WHAT IS ASKED: Copy out all lines carrying the word "energy".

[Chart and figure data]
:::
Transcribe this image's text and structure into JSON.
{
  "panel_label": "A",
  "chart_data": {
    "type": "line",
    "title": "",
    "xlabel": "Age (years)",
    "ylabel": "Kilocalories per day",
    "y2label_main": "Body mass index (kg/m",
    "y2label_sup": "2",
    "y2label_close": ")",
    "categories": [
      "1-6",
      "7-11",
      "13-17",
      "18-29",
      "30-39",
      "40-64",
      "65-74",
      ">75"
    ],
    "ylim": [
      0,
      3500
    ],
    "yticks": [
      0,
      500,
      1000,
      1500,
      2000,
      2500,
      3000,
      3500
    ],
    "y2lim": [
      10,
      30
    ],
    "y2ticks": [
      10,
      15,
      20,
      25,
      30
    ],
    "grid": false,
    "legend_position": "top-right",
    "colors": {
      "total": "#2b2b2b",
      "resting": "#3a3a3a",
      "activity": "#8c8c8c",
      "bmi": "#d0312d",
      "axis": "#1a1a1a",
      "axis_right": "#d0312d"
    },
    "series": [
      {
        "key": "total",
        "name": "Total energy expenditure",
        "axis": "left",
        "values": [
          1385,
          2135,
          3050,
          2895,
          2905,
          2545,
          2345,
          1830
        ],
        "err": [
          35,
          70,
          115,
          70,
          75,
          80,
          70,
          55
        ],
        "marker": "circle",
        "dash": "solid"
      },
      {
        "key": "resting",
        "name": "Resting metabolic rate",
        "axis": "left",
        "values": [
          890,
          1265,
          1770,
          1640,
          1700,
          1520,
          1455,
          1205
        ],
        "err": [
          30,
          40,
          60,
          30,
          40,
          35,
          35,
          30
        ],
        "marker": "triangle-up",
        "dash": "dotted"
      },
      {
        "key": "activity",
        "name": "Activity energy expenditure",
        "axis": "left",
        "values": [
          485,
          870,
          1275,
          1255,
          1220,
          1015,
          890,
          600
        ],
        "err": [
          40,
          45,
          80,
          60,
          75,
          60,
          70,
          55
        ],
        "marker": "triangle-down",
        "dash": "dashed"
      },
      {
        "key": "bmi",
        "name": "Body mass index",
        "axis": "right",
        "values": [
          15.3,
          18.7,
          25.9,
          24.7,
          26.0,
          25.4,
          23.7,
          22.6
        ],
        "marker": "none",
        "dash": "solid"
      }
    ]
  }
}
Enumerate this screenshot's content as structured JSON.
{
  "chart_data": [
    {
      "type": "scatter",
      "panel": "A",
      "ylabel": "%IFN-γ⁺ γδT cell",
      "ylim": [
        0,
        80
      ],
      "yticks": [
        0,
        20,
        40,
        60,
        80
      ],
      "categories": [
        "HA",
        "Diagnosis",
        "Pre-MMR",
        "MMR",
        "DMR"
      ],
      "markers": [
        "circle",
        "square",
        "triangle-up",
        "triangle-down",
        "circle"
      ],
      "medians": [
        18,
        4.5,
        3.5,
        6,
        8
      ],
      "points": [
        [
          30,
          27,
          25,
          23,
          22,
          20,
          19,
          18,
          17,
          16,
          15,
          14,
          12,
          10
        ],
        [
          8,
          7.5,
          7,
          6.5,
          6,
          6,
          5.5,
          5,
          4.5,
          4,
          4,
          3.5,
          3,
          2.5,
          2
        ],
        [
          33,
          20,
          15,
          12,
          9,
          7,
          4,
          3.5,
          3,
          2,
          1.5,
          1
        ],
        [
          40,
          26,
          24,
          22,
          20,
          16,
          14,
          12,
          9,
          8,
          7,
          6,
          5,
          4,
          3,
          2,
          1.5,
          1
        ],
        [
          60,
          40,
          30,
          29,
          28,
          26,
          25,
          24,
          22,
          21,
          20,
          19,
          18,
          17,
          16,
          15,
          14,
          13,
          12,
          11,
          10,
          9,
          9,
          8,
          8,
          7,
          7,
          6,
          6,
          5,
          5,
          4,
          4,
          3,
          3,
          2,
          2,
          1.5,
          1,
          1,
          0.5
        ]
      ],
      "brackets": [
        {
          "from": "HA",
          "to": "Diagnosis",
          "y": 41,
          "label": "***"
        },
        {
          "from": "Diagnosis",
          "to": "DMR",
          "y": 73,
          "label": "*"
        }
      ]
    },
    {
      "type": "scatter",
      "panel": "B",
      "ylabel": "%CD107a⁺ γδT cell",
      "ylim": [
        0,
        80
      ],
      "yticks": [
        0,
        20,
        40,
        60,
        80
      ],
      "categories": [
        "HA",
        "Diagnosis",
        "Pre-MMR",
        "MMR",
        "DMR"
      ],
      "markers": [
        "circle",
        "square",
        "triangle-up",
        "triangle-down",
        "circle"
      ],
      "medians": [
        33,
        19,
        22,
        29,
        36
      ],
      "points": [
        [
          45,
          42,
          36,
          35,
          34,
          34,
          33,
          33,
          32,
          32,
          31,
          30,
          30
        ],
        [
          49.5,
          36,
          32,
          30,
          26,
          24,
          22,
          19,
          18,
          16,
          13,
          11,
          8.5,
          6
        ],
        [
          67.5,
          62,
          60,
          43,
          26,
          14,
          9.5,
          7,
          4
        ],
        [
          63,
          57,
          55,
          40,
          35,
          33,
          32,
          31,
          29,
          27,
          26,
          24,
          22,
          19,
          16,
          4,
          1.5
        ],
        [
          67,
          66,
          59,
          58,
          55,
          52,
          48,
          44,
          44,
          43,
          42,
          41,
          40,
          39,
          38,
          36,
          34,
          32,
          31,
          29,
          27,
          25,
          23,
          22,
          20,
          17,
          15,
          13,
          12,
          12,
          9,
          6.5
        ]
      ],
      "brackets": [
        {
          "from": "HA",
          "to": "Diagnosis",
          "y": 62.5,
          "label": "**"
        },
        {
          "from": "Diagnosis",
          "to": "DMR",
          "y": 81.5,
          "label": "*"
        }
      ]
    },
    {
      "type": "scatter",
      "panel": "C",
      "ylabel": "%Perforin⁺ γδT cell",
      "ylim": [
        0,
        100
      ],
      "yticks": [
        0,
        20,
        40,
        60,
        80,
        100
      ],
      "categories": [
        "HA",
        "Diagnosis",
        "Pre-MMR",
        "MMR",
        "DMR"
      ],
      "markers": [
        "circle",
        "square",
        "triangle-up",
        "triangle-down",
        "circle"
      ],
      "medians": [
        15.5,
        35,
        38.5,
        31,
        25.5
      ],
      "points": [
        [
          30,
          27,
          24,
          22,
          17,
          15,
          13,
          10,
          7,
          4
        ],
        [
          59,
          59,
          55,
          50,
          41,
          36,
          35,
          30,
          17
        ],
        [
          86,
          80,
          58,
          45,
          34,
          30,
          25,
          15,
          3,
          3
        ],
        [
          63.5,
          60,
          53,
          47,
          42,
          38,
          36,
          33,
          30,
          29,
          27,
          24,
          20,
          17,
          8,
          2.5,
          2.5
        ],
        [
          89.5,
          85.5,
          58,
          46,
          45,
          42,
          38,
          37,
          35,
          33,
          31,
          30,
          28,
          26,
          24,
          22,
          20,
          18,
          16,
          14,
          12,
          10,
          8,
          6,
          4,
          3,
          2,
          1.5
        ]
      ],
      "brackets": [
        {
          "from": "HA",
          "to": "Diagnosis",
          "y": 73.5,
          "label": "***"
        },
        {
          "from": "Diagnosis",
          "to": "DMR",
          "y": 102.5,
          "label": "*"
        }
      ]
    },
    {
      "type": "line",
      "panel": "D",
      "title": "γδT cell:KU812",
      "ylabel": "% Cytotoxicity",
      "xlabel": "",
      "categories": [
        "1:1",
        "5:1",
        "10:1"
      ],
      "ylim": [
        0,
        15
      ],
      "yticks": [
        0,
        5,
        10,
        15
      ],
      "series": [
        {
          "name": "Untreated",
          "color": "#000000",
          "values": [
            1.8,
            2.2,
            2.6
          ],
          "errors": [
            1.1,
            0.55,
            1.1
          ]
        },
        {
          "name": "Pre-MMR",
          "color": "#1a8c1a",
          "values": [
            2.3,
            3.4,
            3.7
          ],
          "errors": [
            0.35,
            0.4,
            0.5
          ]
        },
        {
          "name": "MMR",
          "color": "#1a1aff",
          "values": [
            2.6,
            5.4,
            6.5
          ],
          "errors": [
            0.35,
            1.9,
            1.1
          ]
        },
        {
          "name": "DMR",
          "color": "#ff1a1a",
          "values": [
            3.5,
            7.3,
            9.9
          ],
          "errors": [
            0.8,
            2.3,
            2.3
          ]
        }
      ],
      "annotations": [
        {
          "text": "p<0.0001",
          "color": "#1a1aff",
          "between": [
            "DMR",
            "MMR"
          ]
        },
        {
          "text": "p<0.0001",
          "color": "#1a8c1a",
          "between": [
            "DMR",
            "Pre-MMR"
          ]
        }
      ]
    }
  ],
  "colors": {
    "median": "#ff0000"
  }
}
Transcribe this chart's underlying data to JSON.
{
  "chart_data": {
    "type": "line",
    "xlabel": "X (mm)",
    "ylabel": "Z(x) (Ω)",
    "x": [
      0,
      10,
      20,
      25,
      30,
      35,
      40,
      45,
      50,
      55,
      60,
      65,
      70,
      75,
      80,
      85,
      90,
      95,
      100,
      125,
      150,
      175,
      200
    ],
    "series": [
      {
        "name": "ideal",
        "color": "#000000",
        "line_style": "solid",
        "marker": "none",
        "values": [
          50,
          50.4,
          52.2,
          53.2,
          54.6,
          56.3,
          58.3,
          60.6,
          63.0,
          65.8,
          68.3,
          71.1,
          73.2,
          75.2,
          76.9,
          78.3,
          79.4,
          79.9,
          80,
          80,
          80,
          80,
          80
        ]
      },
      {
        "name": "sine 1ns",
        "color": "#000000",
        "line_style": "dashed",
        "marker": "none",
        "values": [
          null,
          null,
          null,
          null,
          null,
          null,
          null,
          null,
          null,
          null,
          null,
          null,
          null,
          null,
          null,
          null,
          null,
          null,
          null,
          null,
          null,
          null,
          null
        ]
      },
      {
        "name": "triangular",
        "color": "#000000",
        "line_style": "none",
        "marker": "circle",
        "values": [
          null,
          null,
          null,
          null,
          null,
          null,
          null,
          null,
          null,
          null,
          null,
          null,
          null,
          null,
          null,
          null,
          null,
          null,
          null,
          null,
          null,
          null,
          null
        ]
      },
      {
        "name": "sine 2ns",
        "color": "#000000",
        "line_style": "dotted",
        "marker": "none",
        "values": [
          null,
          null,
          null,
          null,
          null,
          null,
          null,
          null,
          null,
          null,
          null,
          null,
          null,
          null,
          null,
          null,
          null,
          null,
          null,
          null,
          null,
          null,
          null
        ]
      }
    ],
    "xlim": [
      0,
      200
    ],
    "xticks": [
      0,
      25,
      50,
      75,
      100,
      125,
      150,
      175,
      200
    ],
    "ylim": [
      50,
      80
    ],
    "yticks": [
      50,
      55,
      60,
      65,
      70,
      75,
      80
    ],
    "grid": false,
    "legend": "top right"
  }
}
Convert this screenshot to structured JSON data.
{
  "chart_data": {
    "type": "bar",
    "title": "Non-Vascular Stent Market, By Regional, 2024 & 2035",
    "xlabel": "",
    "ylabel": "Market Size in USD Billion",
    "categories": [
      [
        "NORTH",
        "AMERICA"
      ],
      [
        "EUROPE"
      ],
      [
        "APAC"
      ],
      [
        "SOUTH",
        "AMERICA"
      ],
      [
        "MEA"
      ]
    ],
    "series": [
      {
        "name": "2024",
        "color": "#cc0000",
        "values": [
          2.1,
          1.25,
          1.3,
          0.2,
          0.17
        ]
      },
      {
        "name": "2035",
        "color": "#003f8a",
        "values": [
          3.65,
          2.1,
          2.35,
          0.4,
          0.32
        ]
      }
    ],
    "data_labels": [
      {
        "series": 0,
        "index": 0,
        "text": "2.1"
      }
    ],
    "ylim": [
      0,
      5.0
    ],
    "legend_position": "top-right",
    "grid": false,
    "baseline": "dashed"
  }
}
:::
RESPONSE TO THIS EXERCISE:
        "name": "Total energy expenditure",
        "name": "Activity energy expenditure",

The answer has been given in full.